Exercise aim. In the excerpt below, rewrite the paragraph beginning "Given two words" as one shorter sentence that keeps its main facts.

Excerpt.
Given two words word1 and word2, find the minimum number of steps required to convert word1 to word2. (each operation is counted as 1 step.)
You have the following 3 operations permitted on a word:
a) Insert a character
b) Delete a character
c) Replace a character
class Solution {
public:
int minDistance(string word1, string word2) {
/*
int m = word1.size(), n = word2.size();
vector<vector<int>> dp(m+1, vector<int>(n+1, 0));
for(int i = 0; i<=m; i++)
dp[i][0] = i;
for(int i = 1; i<=n; i++)
dp[0][i] = i;
for(int i = 1; i<=m; i++){
for(int j = 1; j<=n; j++){
int a = word1[i-1] == word2[j-1] ? 0 : 1;
dp[i][j] = min(dp[i-1][j-1] + a, min(dp[i-1][j] + 1, dp[i][j-1] + 1));
}
}
return dp[m][n];
*/
int m = word1.size(), n = word2.size();
vector<int> dp(n+1, 0);
for(int i = 0; i<=n; i++)

(Element position data)
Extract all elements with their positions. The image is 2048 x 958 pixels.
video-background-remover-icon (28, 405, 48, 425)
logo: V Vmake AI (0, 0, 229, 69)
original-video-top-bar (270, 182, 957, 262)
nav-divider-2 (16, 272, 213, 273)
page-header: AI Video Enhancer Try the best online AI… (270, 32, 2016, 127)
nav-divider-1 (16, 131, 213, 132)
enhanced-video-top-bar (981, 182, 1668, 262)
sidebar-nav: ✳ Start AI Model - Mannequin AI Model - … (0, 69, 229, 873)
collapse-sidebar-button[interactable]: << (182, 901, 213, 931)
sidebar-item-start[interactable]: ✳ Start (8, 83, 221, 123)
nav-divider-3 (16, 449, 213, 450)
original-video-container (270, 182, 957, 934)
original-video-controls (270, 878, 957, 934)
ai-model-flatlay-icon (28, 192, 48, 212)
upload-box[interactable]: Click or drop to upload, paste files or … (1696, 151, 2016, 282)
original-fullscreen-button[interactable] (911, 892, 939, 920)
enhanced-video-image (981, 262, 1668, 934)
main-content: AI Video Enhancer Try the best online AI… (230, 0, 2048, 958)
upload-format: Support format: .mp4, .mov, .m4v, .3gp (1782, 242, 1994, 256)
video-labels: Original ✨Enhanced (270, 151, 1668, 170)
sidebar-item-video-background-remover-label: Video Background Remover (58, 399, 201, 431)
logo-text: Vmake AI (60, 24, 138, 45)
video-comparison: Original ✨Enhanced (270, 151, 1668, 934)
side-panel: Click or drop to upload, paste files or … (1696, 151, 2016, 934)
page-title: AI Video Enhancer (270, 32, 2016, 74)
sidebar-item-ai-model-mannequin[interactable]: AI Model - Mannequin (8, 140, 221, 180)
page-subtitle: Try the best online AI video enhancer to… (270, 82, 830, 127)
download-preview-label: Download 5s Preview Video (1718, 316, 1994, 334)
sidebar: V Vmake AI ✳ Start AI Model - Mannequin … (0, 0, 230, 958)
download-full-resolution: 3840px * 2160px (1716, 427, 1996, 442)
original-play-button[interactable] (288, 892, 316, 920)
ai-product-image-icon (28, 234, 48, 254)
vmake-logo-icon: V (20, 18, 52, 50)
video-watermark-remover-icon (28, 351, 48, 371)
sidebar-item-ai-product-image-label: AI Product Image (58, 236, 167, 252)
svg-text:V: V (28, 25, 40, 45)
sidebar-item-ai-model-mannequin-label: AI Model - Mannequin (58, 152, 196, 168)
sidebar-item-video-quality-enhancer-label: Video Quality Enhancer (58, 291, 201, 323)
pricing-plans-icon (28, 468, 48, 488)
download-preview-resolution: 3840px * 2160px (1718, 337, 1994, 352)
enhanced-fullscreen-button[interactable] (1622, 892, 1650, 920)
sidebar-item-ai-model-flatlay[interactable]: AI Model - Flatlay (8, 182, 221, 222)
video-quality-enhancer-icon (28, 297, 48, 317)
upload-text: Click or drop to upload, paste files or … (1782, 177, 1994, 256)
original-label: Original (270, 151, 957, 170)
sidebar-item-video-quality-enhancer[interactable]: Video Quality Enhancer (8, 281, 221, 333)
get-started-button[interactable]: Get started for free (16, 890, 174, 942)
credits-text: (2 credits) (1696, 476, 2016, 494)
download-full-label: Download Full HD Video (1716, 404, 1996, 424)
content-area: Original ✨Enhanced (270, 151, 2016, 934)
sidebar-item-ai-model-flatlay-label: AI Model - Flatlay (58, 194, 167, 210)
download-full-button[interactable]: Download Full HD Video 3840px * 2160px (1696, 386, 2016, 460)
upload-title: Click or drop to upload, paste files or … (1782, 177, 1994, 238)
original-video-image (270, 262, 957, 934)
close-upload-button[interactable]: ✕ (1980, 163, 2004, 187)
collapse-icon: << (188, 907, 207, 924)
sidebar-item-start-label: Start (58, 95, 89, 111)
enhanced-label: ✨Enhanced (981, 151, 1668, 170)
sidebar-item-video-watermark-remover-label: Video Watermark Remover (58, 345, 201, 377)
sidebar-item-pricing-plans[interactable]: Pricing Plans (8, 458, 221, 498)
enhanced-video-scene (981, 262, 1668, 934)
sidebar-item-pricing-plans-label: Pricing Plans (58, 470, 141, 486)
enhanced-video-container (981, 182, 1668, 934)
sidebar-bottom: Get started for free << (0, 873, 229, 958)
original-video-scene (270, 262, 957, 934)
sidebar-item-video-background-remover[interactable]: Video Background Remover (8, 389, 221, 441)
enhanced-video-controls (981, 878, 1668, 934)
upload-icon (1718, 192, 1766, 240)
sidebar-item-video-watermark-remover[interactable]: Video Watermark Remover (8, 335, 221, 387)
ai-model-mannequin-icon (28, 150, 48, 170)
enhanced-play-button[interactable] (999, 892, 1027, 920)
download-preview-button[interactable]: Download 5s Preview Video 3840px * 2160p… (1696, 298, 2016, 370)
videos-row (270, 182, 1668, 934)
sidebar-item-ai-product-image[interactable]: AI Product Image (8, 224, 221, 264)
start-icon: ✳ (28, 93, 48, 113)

Answer below. Find the fewest steps needed to turn word1 into word2, with each operation counting as one step.